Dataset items
>> Begin

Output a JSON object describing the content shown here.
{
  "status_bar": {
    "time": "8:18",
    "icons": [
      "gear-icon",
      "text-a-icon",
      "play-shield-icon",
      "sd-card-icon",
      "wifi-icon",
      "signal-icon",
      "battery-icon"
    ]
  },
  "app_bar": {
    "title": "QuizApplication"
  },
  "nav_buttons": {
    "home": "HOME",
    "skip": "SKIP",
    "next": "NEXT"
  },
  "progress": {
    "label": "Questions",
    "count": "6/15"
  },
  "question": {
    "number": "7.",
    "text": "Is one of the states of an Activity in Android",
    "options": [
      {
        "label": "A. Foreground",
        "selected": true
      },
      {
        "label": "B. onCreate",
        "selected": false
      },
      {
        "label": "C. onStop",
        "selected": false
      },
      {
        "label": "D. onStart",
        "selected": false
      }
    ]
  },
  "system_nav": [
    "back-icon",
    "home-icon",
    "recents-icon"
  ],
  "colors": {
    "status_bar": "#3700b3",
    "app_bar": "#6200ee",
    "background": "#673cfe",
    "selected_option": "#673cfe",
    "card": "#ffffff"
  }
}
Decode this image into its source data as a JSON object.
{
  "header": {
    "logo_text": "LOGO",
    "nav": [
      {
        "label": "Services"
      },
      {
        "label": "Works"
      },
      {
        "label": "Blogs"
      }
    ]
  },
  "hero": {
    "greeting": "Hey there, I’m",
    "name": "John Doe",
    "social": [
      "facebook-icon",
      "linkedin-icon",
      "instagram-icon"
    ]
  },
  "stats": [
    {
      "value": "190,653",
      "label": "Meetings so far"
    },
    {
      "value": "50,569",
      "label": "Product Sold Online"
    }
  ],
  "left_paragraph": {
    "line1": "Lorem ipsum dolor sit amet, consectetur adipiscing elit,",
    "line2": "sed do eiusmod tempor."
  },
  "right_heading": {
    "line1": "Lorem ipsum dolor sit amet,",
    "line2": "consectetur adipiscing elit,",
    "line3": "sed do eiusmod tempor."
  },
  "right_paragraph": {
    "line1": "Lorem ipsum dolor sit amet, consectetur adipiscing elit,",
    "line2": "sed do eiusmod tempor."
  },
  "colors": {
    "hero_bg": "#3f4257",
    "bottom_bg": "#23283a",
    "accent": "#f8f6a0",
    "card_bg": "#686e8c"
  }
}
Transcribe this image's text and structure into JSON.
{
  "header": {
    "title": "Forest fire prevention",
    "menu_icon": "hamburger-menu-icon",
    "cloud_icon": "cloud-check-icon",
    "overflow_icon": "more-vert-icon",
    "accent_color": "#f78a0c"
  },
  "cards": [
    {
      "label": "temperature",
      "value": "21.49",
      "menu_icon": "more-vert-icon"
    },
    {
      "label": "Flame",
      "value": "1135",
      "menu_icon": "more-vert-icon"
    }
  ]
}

>> End

EXERCISE DIRECTIONS:
Among the lines of the listing, how many hold the string "title"? Respond with only the number.

WORKED ANSWER:
2